--- start Records provided ---
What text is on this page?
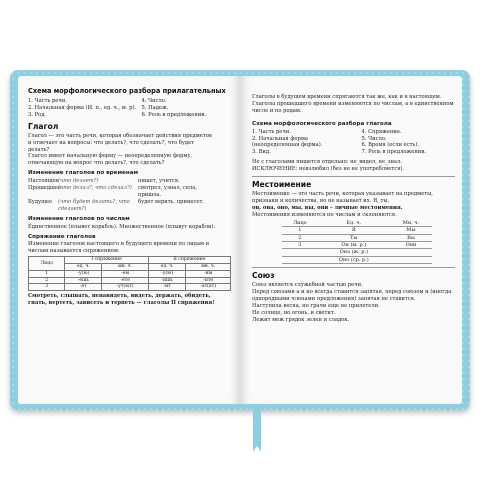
Схема морфологического разбора прилагательных
1. Часть речи.
2. Начальная форма (И. п., ед. ч., м. р).
3. Род.
4. Число.
5. Падеж.
6. Роль в предложении.
Глагол
Глагол — это часть речи, которая обозначает действия предметов
и отвечает на вопросы: что делать?, что сделать?, что будет
делать?
Глагол имеет начальную форму — неопределенную форму,
отвечающую на вопрос что делать?, что сделать?
Изменение глаголов по временам
Настоящее (что делает?)	пишет, учится.
Прошедшее
(что делал?, что сделал?)	смотрел, узнал, села,
пришла.
Будущее	(что будет делать?, что сделает?)
будет верить, принесет.
Изменение глаголов по числам
Единственное (плывет корабль). Множественное (плывут корабли).
Спряжение глаголов
Изменение глаголов настоящего и будущего времени по лицам и
числам называется спряжением.
Лицо	I спряжение		II спряжение	
	ед. ч.	мн. ч.	ед. ч.	мн. ч.
1	-у(ю)	-ем	-у(ю)	-им
2	-ешь	-ете	-ишь	-ите
3	-ет	-ут(ют)	-ит	-ат(ят)
Смотреть, слышать, ненавидеть, видеть, держать, обидеть,
гнать, вертеть, зависеть и терпеть — глаголы II спряжения!
Глаголы в будущем времени спрягаются так же, как и в настоящем.
Глаголы прошедшего времени изменяются по числам, а в единственном
числе и по родам.
Схема морфологического разбора глагола
1. Часть речи.
2. Начальная форма
(неопределенная форма).
3. Вид.
4. Спряжение.
5. Число.
6. Время (если есть).
7. Роль в предложении.
Не с глаголами пишется отдельно: не_видел, не_знал.
ИСКЛЮЧЕНИЕ: невзлюбил (без не не употребляется).
Местоимение
Местоимение — это часть речи, которая указывает на предметы,
признаки и количества, но не называет их. Я, ты,
он, она, оно, мы, вы, они – личные местоимения.
Местоимения изменяются по числам и склоняются.
Лицо	Ед. ч.	Мн. ч.
1	Я	Мы
2	Ты	Вы
3	Он (м. р.)	Они
	Она (ж. р.)	
	Оно (ср. р.)	
Союз
Союз является служебной частью речи.
Перед союзами а и но всегда ставится запятая, перед союзом и (иногда
однородными членами предложения) запятая не ставится.
Наступила весна, но грачи еще не прилетели.
Не солнце, но огонь, и светит.
Лежит меж грядок зелен и сладок.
--- end Records provided ---
[Set exercise] Repeat each record exactly as shown above, dropping all images.

[Solution to this task]
What text is on this page?
Схема морфологического разбора прилагательных
1. Часть речи.
2. Начальная форма (И. п., ед. ч., м. р).
3. Род.
4. Число.
5. Падеж.
6. Роль в предложении.
Глагол
Глагол — это часть речи, которая обозначает действия предметов
и отвечает на вопросы: что делать?, что сделать?, что будет
делать?
Глагол имеет начальную форму — неопределенную форму,
отвечающую на вопрос что делать?, что сделать?
Изменение глаголов по временам
Настоящее (что делает?)	пишет, учится.
Прошедшее
(что делал?, что сделал?)	смотрел, узнал, села,
пришла.
Будущее	(что будет делать?, что сделает?)
будет верить, принесет.
Изменение глаголов по числам
Единственное (плывет корабль). Множественное (плывут корабли).
Спряжение глаголов
Изменение глаголов настоящего и будущего времени по лицам и
числам называется спряжением.
Лицо	I спряжение		II спряжение	
	ед. ч.	мн. ч.	ед. ч.	мн. ч.
1	-у(ю)	-ем	-у(ю)	-им
2	-ешь	-ете	-ишь	-ите
3	-ет	-ут(ют)	-ит	-ат(ят)
Смотреть, слышать, ненавидеть, видеть, держать, обидеть,
гнать, вертеть, зависеть и терпеть — глаголы II спряжения!
Глаголы в будущем времени спрягаются так же, как и в настоящем.
Глаголы прошедшего времени изменяются по числам, а в единственном
числе и по родам.
Схема морфологического разбора глагола
1. Часть речи.
2. Начальная форма
(неопределенная форма).
3. Вид.
4. Спряжение.
5. Число.
6. Время (если есть).
7. Роль в предложении.
Не с глаголами пишется отдельно: не_видел, не_знал.
ИСКЛЮЧЕНИЕ: невзлюбил (без не не употребляется).
Местоимение
Местоимение — это часть речи, которая указывает на предметы,
признаки и количества, но не называет их. Я, ты,
он, она, оно, мы, вы, они – личные местоимения.
Местоимения изменяются по числам и склоняются.
Лицо	Ед. ч.	Мн. ч.
1	Я	Мы
2	Ты	Вы
3	Он (м. р.)	Они
	Она (ж. р.)	
	Оно (ср. р.)	
Союз
Союз является служебной частью речи.
Перед союзами а и но всегда ставится запятая, перед союзом и (иногда
однородными членами предложения) запятая не ставится.
Наступила весна, но грачи еще не прилетели.
Не солнце, но огонь, и светит.
Лежит меж грядок зелен и сладок.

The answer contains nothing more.